» INFORMATION SHOWN:
╭──

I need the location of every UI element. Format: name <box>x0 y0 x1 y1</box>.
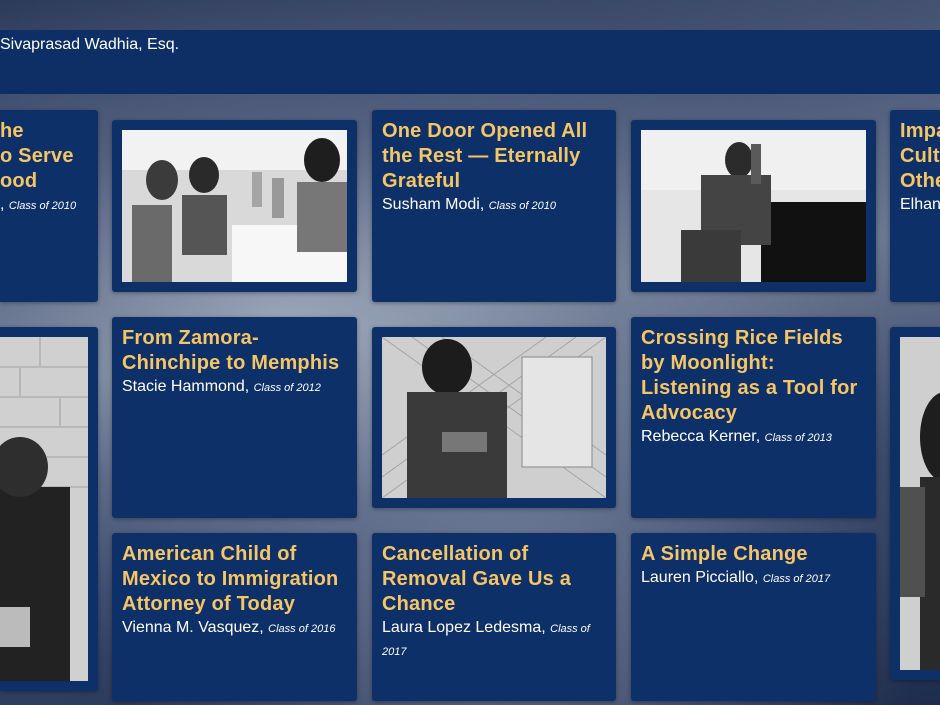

╰──
╭──

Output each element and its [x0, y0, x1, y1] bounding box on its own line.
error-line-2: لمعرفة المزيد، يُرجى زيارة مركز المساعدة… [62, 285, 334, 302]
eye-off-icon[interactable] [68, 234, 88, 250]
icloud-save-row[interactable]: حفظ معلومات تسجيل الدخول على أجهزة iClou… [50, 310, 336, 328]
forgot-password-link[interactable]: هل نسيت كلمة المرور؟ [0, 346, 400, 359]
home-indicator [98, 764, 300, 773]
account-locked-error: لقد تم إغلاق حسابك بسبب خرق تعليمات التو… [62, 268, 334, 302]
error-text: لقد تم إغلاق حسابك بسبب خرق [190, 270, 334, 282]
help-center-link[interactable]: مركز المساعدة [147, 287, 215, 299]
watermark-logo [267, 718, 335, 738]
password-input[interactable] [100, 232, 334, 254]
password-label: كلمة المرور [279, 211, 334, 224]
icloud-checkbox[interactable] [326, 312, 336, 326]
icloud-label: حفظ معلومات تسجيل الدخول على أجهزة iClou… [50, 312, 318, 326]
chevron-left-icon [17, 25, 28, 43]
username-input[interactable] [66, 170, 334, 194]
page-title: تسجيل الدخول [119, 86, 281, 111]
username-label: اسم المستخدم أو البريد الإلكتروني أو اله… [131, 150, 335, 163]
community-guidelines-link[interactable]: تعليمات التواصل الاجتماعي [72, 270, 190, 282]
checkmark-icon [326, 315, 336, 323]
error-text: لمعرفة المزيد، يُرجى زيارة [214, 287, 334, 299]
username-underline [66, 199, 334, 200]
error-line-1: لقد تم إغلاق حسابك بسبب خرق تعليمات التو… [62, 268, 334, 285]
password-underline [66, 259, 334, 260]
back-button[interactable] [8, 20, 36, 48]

╰──

» WRITTEN REQUEST:
Reproduce the records verbatim, beginning at the line that contains "Output each element" and stopping after the line that contains "icloud-save-row[interactable]: حفظ معلومات".

» OUTPUT:
Output each element and its [x0, y0, x1, y1] bounding box on its own line.
error-line-2: لمعرفة المزيد، يُرجى زيارة مركز المساعدة… [62, 285, 334, 302]
eye-off-icon[interactable] [68, 234, 88, 250]
icloud-save-row[interactable]: حفظ معلومات تسجيل الدخول على أجهزة iClou… [50, 310, 336, 328]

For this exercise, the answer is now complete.